_Fragmento dado_
-.-.-

Durante la guerra, Miguel Hernández emplea su poesía para luchar por la causa republicana y escribe Viento del pueblo, obra con la que se suma al Romancero de la Guerra Civil. Como el viento, la voz del poeta alienta a los soldados en las trincheras, arenga a la lucha, mantiene viva la esperanza. Son poemas que lloran la muerte de Lorca, de los hombres en el frente de batalla, que cantan al niño yuntero, al sudor de los campesinos, a la compañera, esposa y amante lejana…


En esta etapa también escribe Miguel Hernández El hombre acecha, poemario en el que la palabra es todavía símbolo de resistencia. Pero la muerte del primer hijo y la derrota de la guerra sumen al poeta en la desolación.


Será Sánchez Vidal quien trate de ordenar esta poesía, diferenciando para ello tres actitudes adoptadas por el escritor:


La puramente militante, directa, con una poesía de carácter puramente oral, compuesta para ser recitada en el frente.


La militante de cuidadosa retórica; esta actitud tiene como representativo un hermoso poema:
“Canción del esposo soldado”.

-.-.-

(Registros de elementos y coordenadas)
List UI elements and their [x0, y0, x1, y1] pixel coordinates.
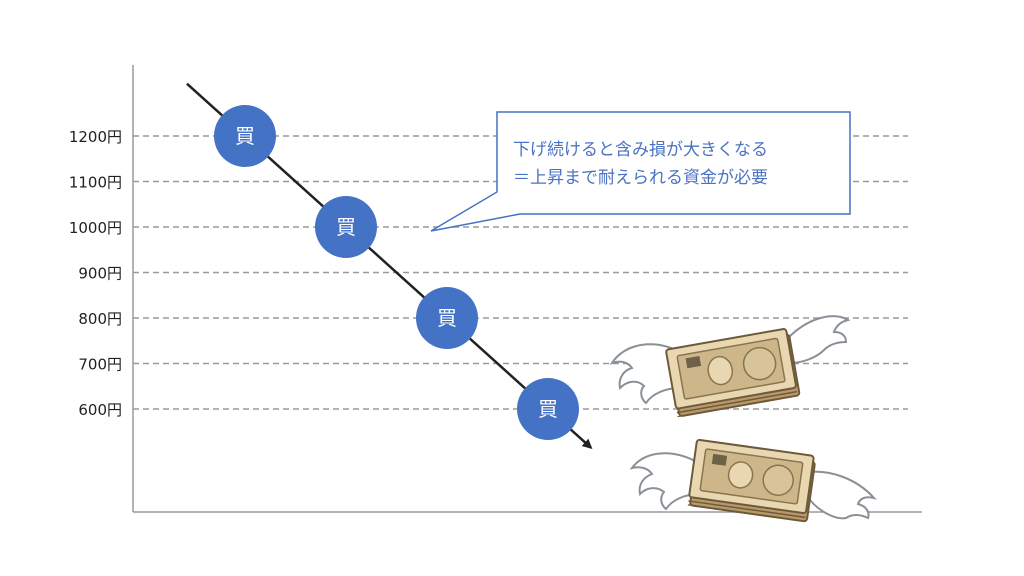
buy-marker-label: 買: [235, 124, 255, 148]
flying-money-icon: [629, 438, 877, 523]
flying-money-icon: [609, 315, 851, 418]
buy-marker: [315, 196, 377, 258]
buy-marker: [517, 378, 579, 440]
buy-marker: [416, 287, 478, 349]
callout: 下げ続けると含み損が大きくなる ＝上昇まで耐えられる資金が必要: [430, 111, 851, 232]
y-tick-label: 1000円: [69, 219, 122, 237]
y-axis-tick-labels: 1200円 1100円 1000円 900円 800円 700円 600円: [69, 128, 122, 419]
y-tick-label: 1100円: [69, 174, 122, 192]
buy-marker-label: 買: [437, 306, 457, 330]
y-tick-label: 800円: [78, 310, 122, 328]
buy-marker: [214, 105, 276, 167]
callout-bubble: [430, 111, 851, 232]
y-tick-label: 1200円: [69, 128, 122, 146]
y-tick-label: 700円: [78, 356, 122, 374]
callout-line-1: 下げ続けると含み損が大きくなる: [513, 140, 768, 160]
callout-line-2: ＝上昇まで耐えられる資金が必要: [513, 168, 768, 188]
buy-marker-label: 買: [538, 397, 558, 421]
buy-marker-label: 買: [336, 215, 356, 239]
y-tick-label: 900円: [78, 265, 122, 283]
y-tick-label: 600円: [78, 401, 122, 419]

-.-.-

_Tarea pedida_
Prosigue el texto sobre la poesía de guerra de Miguel Hernández a partir de su última frase.

_Respuesta_
La actitud cansada, de derrota



La nueva concepción de la poesía se desprende de las propias palabras de M H en “Nota previa” al teatro de guerra, donde dice:


 “No había sido hasta ese día (18 de Julio de 1936) un poeta revolucionario en toda la extensión de la palabra y de su alma. Había escrito versos y dramas de exaltación del trabajo y de condenación del burgués, pero el empujón definitivo que me arrastró a esgrimir mi poesía en forma de arma combativa me lo dieron los traidores, con su traición, aquel iluminado 18 de Julio. Intuí, sentí ver contra mi vida, como un gran aire, la gran tragedia, la tremenda experiencia poética que se avecinaba en España, y me metí, pueblo adentro, más hondo de lo que estoy metido desde que me parieran, dispuesto a defenderlo firmemente de los provocadores de la invasión…Entiendo que todo teatro, toda poesía, todo arte ha de ser, hoy más que nunca, un arma de guerra…Con mi poesía y mi teatro, las dos armas que más relucen en mis manos con más filo cada día, trato de hacer de la vida materia heroica frente a la muerte”.


                                               Las anteriores ideas son las que se hacen verso en un poema que debe presidir toda esta poesía comprometida: “Llamo a los poetas”. En él pide a los poetas que abandonen sus refugios intelectuales, aquellos lugares que los acogerán tras la muerte y luchen. La lucha debe usar la palabra, el verso, la literatura. La poesía tiene que presentarse desnuda, despojada del pavo real, de la toga, es decir, de ese Surrealismo propio de los autores del 27. El momento histórico pide a gritos una poesía directa, capaz de ser comprendida por el soldado que la escucha en el frente.


“¡Hablemos, gritemos!”. Esto es lo que hará Miguel Hernández con su poesía de guerra: hablar, gritar la verdad de las cosas del mundo enfrentadas al hombre. Pero ese grito no debe ser una estéril referencia personal, sino que debe ser una exclamación colectiva, universal: hablaremos unidos, comprendidos, sentados.


Veré si hablamos luego con la verdad del agua,


Que aclara el labio de los que han mentido



El compromiso de Miguel Hernández va más allá de sus versos: forma parte de su vida. Al fin y al cabo, sus versos no son más que un reflejo de sus convicciones vitales, una simple irradiación lo que supuso ese compromiso político que lo condujo a la muerte.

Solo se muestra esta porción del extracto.